Problem requirements –
Send back all the data below, exactly as given.

Material –
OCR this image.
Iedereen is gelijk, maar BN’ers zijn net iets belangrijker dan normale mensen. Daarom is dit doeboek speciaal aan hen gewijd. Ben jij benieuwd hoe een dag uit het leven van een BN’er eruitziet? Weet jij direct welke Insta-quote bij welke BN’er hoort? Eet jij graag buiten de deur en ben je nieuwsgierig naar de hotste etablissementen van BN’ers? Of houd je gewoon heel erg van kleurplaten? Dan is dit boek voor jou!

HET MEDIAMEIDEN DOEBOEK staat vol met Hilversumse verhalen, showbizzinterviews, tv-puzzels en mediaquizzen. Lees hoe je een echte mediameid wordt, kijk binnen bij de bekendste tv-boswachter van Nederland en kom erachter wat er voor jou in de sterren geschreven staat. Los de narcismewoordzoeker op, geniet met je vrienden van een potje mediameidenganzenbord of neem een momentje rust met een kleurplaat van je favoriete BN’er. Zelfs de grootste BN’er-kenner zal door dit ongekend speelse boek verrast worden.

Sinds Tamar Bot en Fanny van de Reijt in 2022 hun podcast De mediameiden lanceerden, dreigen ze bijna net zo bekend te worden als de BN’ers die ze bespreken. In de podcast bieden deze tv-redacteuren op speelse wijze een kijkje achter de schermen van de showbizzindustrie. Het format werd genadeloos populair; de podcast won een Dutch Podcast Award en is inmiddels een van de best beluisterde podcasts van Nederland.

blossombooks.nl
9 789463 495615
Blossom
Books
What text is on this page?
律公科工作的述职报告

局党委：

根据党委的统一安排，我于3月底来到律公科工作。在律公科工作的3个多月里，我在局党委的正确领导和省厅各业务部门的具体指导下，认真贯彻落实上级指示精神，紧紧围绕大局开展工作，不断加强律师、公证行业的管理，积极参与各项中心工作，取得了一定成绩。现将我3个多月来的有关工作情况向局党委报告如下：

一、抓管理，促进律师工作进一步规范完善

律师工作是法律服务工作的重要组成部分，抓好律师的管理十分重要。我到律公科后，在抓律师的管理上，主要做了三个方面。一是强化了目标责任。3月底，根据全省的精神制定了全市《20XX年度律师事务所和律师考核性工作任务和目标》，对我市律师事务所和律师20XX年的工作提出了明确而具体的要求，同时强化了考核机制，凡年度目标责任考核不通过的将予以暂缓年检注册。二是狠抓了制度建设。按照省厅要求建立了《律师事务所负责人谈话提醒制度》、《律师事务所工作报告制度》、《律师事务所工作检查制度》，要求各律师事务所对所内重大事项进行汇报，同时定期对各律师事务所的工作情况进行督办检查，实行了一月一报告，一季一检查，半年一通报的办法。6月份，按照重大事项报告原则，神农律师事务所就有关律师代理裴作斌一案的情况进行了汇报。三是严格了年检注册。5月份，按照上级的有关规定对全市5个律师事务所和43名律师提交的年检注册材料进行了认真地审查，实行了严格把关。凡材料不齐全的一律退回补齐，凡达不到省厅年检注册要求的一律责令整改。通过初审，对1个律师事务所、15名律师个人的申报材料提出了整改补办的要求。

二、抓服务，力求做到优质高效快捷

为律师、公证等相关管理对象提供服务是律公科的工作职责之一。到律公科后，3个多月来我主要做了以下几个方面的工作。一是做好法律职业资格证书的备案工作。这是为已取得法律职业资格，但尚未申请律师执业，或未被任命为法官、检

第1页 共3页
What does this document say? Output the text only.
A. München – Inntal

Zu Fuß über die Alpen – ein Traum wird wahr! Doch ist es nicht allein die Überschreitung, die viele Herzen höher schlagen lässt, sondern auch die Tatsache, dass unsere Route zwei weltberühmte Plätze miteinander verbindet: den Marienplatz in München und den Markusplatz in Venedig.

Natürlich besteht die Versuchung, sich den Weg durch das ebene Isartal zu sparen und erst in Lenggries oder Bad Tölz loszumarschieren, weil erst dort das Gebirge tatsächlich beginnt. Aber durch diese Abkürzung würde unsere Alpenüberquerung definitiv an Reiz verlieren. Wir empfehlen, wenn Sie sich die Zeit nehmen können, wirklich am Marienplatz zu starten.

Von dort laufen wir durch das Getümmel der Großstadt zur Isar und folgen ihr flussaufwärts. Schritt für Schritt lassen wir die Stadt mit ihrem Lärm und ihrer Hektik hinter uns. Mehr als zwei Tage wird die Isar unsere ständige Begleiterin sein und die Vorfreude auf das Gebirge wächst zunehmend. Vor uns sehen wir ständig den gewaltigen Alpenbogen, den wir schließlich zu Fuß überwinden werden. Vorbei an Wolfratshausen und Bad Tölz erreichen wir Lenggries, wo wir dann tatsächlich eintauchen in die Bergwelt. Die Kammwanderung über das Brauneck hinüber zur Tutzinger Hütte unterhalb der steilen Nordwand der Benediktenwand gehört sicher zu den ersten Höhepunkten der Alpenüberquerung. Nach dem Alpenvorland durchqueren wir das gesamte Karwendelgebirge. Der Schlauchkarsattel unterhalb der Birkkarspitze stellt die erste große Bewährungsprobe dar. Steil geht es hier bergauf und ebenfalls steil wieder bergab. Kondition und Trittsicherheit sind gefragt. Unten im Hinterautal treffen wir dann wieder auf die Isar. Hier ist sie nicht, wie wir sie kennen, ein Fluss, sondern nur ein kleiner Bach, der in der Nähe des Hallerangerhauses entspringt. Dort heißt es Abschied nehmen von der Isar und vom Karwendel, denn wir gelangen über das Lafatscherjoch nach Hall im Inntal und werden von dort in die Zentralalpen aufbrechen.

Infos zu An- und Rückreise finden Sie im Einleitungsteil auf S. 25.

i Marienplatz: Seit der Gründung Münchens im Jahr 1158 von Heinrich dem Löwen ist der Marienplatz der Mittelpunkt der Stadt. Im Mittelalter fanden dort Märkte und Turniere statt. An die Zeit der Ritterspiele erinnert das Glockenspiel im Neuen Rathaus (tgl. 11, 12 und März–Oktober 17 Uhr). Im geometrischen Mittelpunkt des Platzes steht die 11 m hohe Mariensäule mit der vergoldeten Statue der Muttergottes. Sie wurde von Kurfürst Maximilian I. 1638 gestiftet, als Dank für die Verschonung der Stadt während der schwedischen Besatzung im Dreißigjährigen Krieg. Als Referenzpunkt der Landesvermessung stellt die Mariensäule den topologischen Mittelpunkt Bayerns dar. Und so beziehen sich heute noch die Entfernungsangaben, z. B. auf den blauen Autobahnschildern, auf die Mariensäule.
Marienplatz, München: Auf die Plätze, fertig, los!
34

The reply –
OCR this image.
Iedereen is gelijk, maar BN’ers zijn net iets belangrijker dan normale mensen. Daarom is dit doeboek speciaal aan hen gewijd. Ben jij benieuwd hoe een dag uit het leven van een BN’er eruitziet? Weet jij direct welke Insta-quote bij welke BN’er hoort? Eet jij graag buiten de deur en ben je nieuwsgierig naar de hotste etablissementen van BN’ers? Of houd je gewoon heel erg van kleurplaten? Dan is dit boek voor jou!

HET MEDIAMEIDEN DOEBOEK staat vol met Hilversumse verhalen, showbizzinterviews, tv-puzzels en mediaquizzen. Lees hoe je een echte mediameid wordt, kijk binnen bij de bekendste tv-boswachter van Nederland en kom erachter wat er voor jou in de sterren geschreven staat. Los de narcismewoordzoeker op, geniet met je vrienden van een potje mediameidenganzenbord of neem een momentje rust met een kleurplaat van je favoriete BN’er. Zelfs de grootste BN’er-kenner zal door dit ongekend speelse boek verrast worden.

Sinds Tamar Bot en Fanny van de Reijt in 2022 hun podcast De mediameiden lanceerden, dreigen ze bijna net zo bekend te worden als de BN’ers die ze bespreken. In de podcast bieden deze tv-redacteuren op speelse wijze een kijkje achter de schermen van de showbizzindustrie. Het format werd genadeloos populair; de podcast won een Dutch Podcast Award en is inmiddels een van de best beluisterde podcasts van Nederland.

blossombooks.nl
9 789463 495615
Blossom
Books
What text is on this page?
律公科工作的述职报告

局党委：

根据党委的统一安排，我于3月底来到律公科工作。在律公科工作的3个多月里，我在局党委的正确领导和省厅各业务部门的具体指导下，认真贯彻落实上级指示精神，紧紧围绕大局开展工作，不断加强律师、公证行业的管理，积极参与各项中心工作，取得了一定成绩。现将我3个多月来的有关工作情况向局党委报告如下：

一、抓管理，促进律师工作进一步规范完善

律师工作是法律服务工作的重要组成部分，抓好律师的管理十分重要。我到律公科后，在抓律师的管理上，主要做了三个方面。一是强化了目标责任。3月底，根据全省的精神制定了全市《20XX年度律师事务所和律师考核性工作任务和目标》，对我市律师事务所和律师20XX年的工作提出了明确而具体的要求，同时强化了考核机制，凡年度目标责任考核不通过的将予以暂缓年检注册。二是狠抓了制度建设。按照省厅要求建立了《律师事务所负责人谈话提醒制度》、《律师事务所工作报告制度》、《律师事务所工作检查制度》，要求各律师事务所对所内重大事项进行汇报，同时定期对各律师事务所的工作情况进行督办检查，实行了一月一报告，一季一检查，半年一通报的办法。6月份，按照重大事项报告原则，神农律师事务所就有关律师代理裴作斌一案的情况进行了汇报。三是严格了年检注册。5月份，按照上级的有关规定对全市5个律师事务所和43名律师提交的年检注册材料进行了认真地审查，实行了严格把关。凡材料不齐全的一律退回补齐，凡达不到省厅年检注册要求的一律责令整改。通过初审，对1个律师事务所、15名律师个人的申报材料提出了整改补办的要求。

二、抓服务，力求做到优质高效快捷

为律师、公证等相关管理对象提供服务是律公科的工作职责之一。到律公科后，3个多月来我主要做了以下几个方面的工作。一是做好法律职业资格证书的备案工作。这是为已取得法律职业资格，但尚未申请律师执业，或未被任命为法官、检

第1页 共3页
What does this document say? Output the text only.
A. München – Inntal

Zu Fuß über die Alpen – ein Traum wird wahr! Doch ist es nicht allein die Überschreitung, die viele Herzen höher schlagen lässt, sondern auch die Tatsache, dass unsere Route zwei weltberühmte Plätze miteinander verbindet: den Marienplatz in München und den Markusplatz in Venedig.

Natürlich besteht die Versuchung, sich den Weg durch das ebene Isartal zu sparen und erst in Lenggries oder Bad Tölz loszumarschieren, weil erst dort das Gebirge tatsächlich beginnt. Aber durch diese Abkürzung würde unsere Alpenüberquerung definitiv an Reiz verlieren. Wir empfehlen, wenn Sie sich die Zeit nehmen können, wirklich am Marienplatz zu starten.

Von dort laufen wir durch das Getümmel der Großstadt zur Isar und folgen ihr flussaufwärts. Schritt für Schritt lassen wir die Stadt mit ihrem Lärm und ihrer Hektik hinter uns. Mehr als zwei Tage wird die Isar unsere ständige Begleiterin sein und die Vorfreude auf das Gebirge wächst zunehmend. Vor uns sehen wir ständig den gewaltigen Alpenbogen, den wir schließlich zu Fuß überwinden werden. Vorbei an Wolfratshausen und Bad Tölz erreichen wir Lenggries, wo wir dann tatsächlich eintauchen in die Bergwelt. Die Kammwanderung über das Brauneck hinüber zur Tutzinger Hütte unterhalb der steilen Nordwand der Benediktenwand gehört sicher zu den ersten Höhepunkten der Alpenüberquerung. Nach dem Alpenvorland durchqueren wir das gesamte Karwendelgebirge. Der Schlauchkarsattel unterhalb der Birkkarspitze stellt die erste große Bewährungsprobe dar. Steil geht es hier bergauf und ebenfalls steil wieder bergab. Kondition und Trittsicherheit sind gefragt. Unten im Hinterautal treffen wir dann wieder auf die Isar. Hier ist sie nicht, wie wir sie kennen, ein Fluss, sondern nur ein kleiner Bach, der in der Nähe des Hallerangerhauses entspringt. Dort heißt es Abschied nehmen von der Isar und vom Karwendel, denn wir gelangen über das Lafatscherjoch nach Hall im Inntal und werden von dort in die Zentralalpen aufbrechen.

Infos zu An- und Rückreise finden Sie im Einleitungsteil auf S. 25.

i Marienplatz: Seit der Gründung Münchens im Jahr 1158 von Heinrich dem Löwen ist der Marienplatz der Mittelpunkt der Stadt. Im Mittelalter fanden dort Märkte und Turniere statt. An die Zeit der Ritterspiele erinnert das Glockenspiel im Neuen Rathaus (tgl. 11, 12 und März–Oktober 17 Uhr). Im geometrischen Mittelpunkt des Platzes steht die 11 m hohe Mariensäule mit der vergoldeten Statue der Muttergottes. Sie wurde von Kurfürst Maximilian I. 1638 gestiftet, als Dank für die Verschonung der Stadt während der schwedischen Besatzung im Dreißigjährigen Krieg. Als Referenzpunkt der Landesvermessung stellt die Mariensäule den topologischen Mittelpunkt Bayerns dar. Und so beziehen sich heute noch die Entfernungsangaben, z. B. auf den blauen Autobahnschildern, auf die Mariensäule.
Marienplatz, München: Auf die Plätze, fertig, los!
34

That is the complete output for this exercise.